* **Task to complete**: Here are some records. Copy each one exactly.

* **Material**:
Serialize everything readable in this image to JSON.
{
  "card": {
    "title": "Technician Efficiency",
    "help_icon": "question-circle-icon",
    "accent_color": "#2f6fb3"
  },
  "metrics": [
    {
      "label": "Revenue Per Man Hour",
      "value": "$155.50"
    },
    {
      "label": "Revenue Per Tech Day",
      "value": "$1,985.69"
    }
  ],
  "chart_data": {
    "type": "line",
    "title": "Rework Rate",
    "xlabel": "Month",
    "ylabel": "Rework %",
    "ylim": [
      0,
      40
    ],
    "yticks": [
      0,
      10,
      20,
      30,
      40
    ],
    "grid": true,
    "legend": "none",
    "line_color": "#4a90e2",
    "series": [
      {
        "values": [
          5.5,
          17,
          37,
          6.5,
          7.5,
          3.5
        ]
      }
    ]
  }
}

* **Response to this task**:
Serialize everything readable in this image to JSON.
{
  "card": {
    "title": "Technician Efficiency",
    "help_icon": "question-circle-icon",
    "accent_color": "#2f6fb3"
  },
  "metrics": [
    {
      "label": "Revenue Per Man Hour",
      "value": "$155.50"
    },
    {
      "label": "Revenue Per Tech Day",
      "value": "$1,985.69"
    }
  ],
  "chart_data": {
    "type": "line",
    "title": "Rework Rate",
    "xlabel": "Month",
    "ylabel": "Rework %",
    "ylim": [
      0,
      40
    ],
    "yticks": [
      0,
      10,
      20,
      30,
      40
    ],
    "grid": true,
    "legend": "none",
    "line_color": "#4a90e2",
    "series": [
      {
        "values": [
          5.5,
          17,
          37,
          6.5,
          7.5,
          3.5
        ]
      }
    ]
  }
}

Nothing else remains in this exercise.